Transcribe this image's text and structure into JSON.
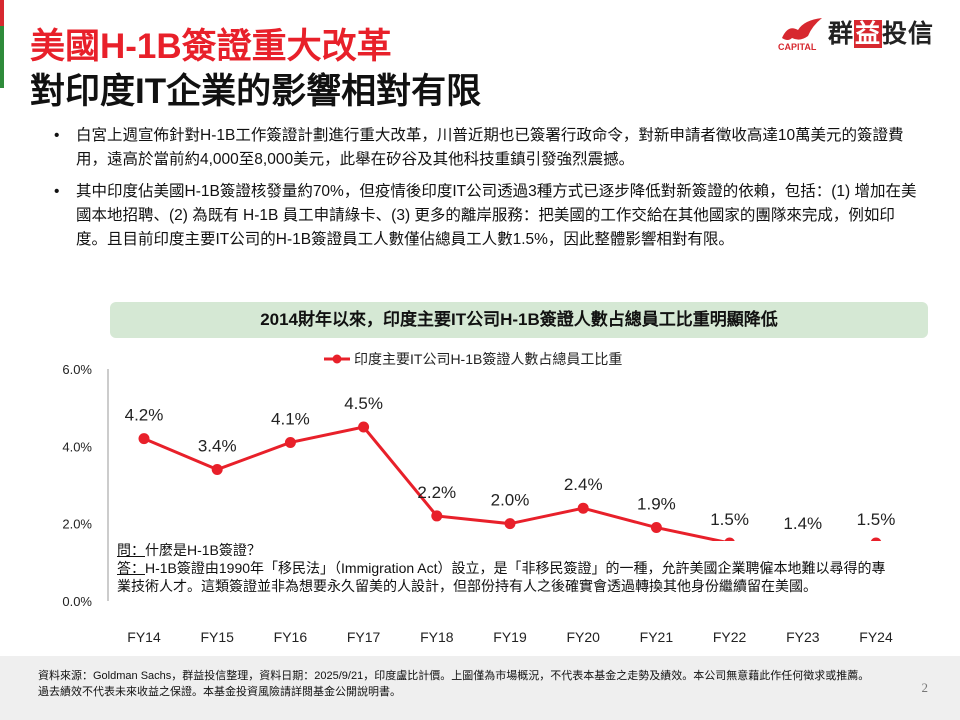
{
  "title_line1": "美國H-1B簽證重大改革",
  "title_line2": "對印度IT企業的影響相對有限",
  "logo": {
    "en": "CAPITAL",
    "cn_pre": "群",
    "cn_box": "益",
    "cn_post": "投信"
  },
  "bullets": [
    "白宮上週宣佈針對H-1B工作簽證計劃進行重大改革，川普近期也已簽署行政命令，對新申請者徵收高達10萬美元的簽證費用，遠高於當前約4,000至8,000美元，此舉在矽谷及其他科技重鎮引發強烈震撼。",
    "其中印度佔美國H-1B簽證核發量約70%，但疫情後印度IT公司透過3種方式已逐步降低對新簽證的依賴，包括：(1) 增加在美國本地招聘、(2) 為既有 H-1B 員工申請綠卡、(3) 更多的離岸服務：把美國的工作交給在其他國家的團隊來完成，例如印度。且目前印度主要IT公司的H-1B簽證員工人數僅佔總員工人數1.5%，因此整體影響相對有限。"
  ],
  "qa": {
    "q_label": "問：",
    "q": "什麼是H-1B簽證？",
    "a_label": "答：",
    "a": "H-1B簽證由1990年「移民法」（Immigration Act）設立，是「非移民簽證」的一種，允許美國企業聘僱本地難以尋得的專業技術人才。這類簽證並非為想要永久留美的人設計，但部份持有人之後確實會透過轉換其他身份繼續留在美國。"
  },
  "footer": "資料來源：Goldman Sachs，群益投信整理，資料日期：2025/9/21，印度盧比計價。上圖僅為市場概況，不代表本基金之走勢及績效。本公司無意藉此作任何徵求或推薦。過去績效不代表未來收益之保證。本基金投資風險請詳閱基金公開說明書。",
  "page_number": "2",
  "chart_data": {
    "type": "line",
    "title": "2014財年以來，印度主要IT公司H-1B簽證人數占總員工比重明顯降低",
    "categories": [
      "FY14",
      "FY15",
      "FY16",
      "FY17",
      "FY18",
      "FY19",
      "FY20",
      "FY21",
      "FY22",
      "FY23",
      "FY24"
    ],
    "series": [
      {
        "name": "印度主要IT公司H-1B簽證人數占總員工比重",
        "values": [
          4.2,
          3.4,
          4.1,
          4.5,
          2.2,
          2.0,
          2.4,
          1.9,
          1.5,
          1.4,
          1.5
        ],
        "color": "#e8202a"
      }
    ],
    "data_labels": [
      "4.2%",
      "3.4%",
      "4.1%",
      "4.5%",
      "2.2%",
      "2.0%",
      "2.4%",
      "1.9%",
      "1.5%",
      "1.4%",
      "1.5%"
    ],
    "yticks": [
      "0.0%",
      "2.0%",
      "4.0%",
      "6.0%"
    ],
    "ytick_values": [
      0,
      2,
      4,
      6
    ],
    "ylim": [
      0,
      6
    ],
    "legend": "top-center",
    "grid": false
  }
}
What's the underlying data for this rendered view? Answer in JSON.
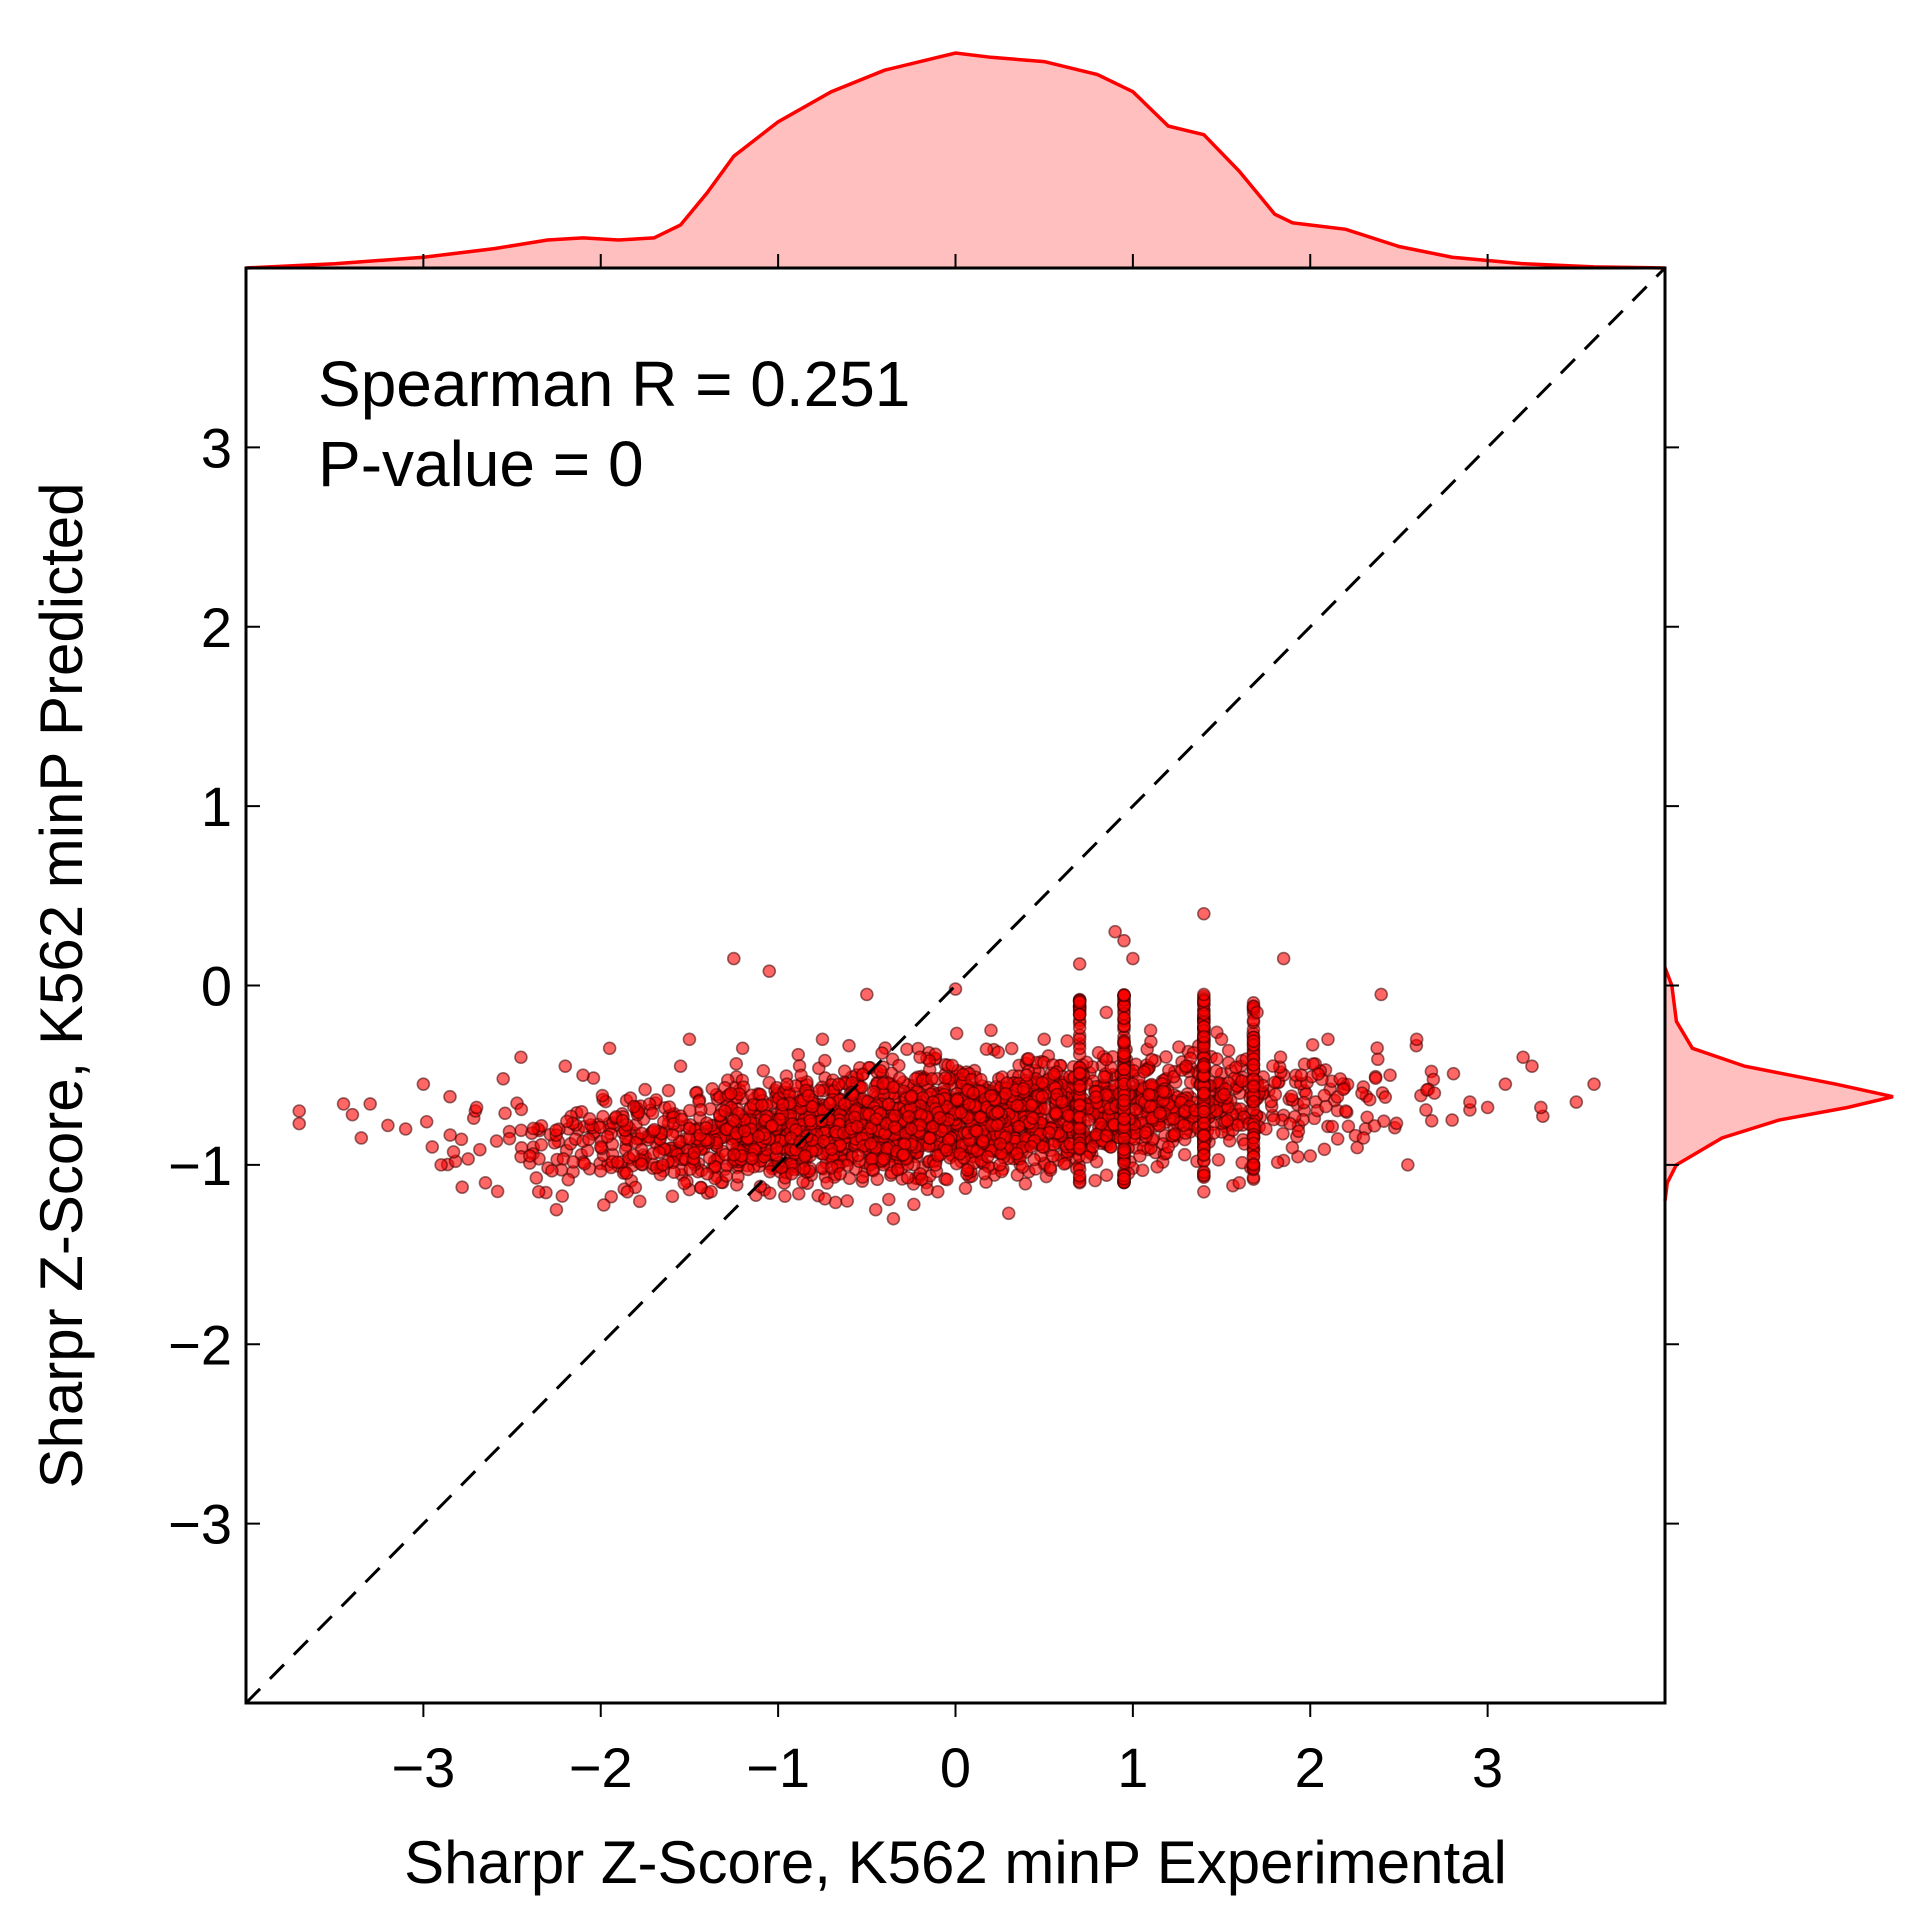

■ **WHAT TO PRODUCE**
Select the lines in this material that hold the word "印度主要IT公司H", leaving none out.

■ **EXERCISE ANSWER**
    "title": "2014財年以來，印度主要IT公司H-1B簽證人數占總員工比重明顯降低",
        "name": "印度主要IT公司H-1B簽證人數占總員工比重",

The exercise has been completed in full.